__Exercise goal__
Reproduce the records below in full and without edits, omitting images.

####################

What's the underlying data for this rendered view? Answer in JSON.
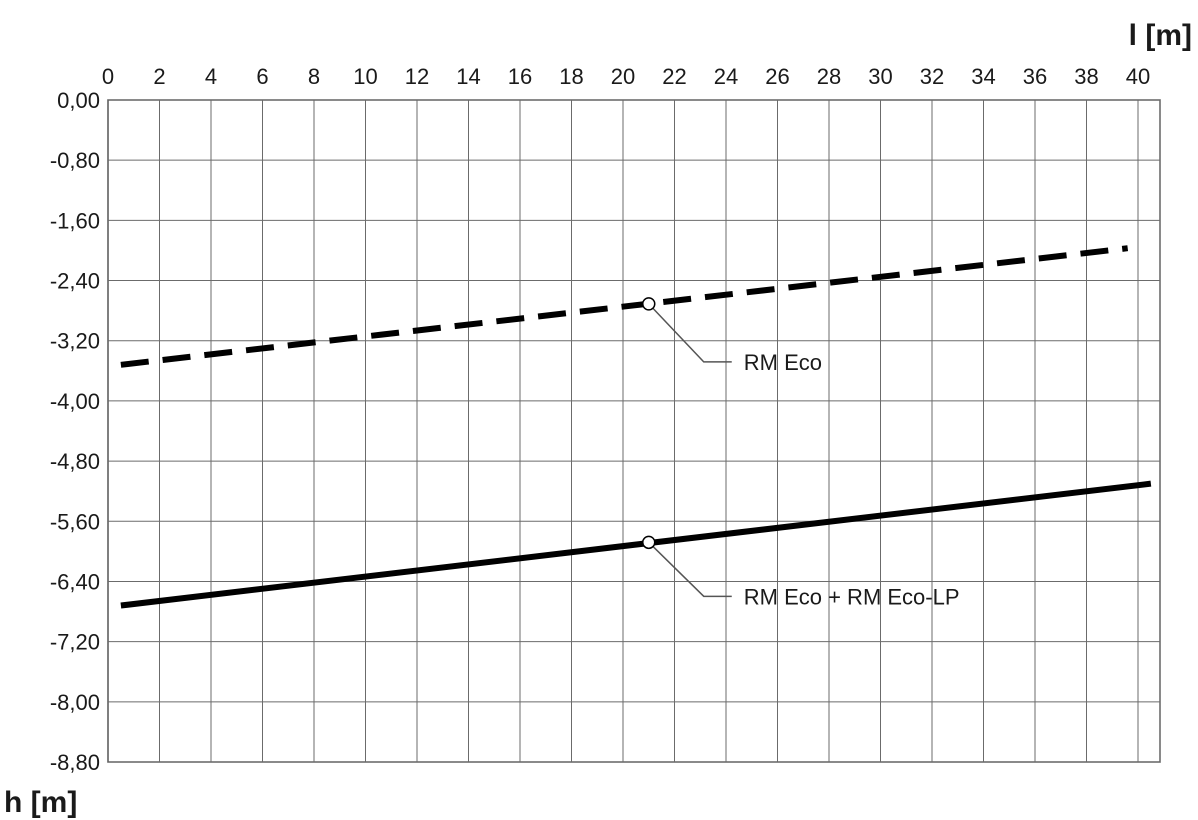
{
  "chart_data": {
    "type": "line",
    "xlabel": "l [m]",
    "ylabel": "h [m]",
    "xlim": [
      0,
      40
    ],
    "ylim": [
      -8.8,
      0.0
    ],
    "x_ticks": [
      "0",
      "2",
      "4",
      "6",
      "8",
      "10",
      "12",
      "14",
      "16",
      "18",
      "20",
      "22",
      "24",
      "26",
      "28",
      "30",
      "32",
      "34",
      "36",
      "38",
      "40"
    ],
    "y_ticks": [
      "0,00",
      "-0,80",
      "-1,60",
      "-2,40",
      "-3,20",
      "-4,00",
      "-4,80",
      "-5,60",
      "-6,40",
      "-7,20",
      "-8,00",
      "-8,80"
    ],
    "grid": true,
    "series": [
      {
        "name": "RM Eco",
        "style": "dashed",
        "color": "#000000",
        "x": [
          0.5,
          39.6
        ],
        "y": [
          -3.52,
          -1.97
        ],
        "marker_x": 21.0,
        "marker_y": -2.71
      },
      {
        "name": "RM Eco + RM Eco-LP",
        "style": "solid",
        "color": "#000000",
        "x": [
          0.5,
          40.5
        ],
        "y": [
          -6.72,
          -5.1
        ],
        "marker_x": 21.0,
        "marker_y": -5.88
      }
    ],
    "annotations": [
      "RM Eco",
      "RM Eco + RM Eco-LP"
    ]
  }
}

####################

__Written response__
What's the underlying data for this rendered view? Answer in JSON.
{
  "chart_data": {
    "type": "line",
    "xlabel": "l [m]",
    "ylabel": "h [m]",
    "xlim": [
      0,
      40
    ],
    "ylim": [
      -8.8,
      0.0
    ],
    "x_ticks": [
      "0",
      "2",
      "4",
      "6",
      "8",
      "10",
      "12",
      "14",
      "16",
      "18",
      "20",
      "22",
      "24",
      "26",
      "28",
      "30",
      "32",
      "34",
      "36",
      "38",
      "40"
    ],
    "y_ticks": [
      "0,00",
      "-0,80",
      "-1,60",
      "-2,40",
      "-3,20",
      "-4,00",
      "-4,80",
      "-5,60",
      "-6,40",
      "-7,20",
      "-8,00",
      "-8,80"
    ],
    "grid": true,
    "series": [
      {
        "name": "RM Eco",
        "style": "dashed",
        "color": "#000000",
        "x": [
          0.5,
          39.6
        ],
        "y": [
          -3.52,
          -1.97
        ],
        "marker_x": 21.0,
        "marker_y": -2.71
      },
      {
        "name": "RM Eco + RM Eco-LP",
        "style": "solid",
        "color": "#000000",
        "x": [
          0.5,
          40.5
        ],
        "y": [
          -6.72,
          -5.1
        ],
        "marker_x": 21.0,
        "marker_y": -5.88
      }
    ],
    "annotations": [
      "RM Eco",
      "RM Eco + RM Eco-LP"
    ]
  }
}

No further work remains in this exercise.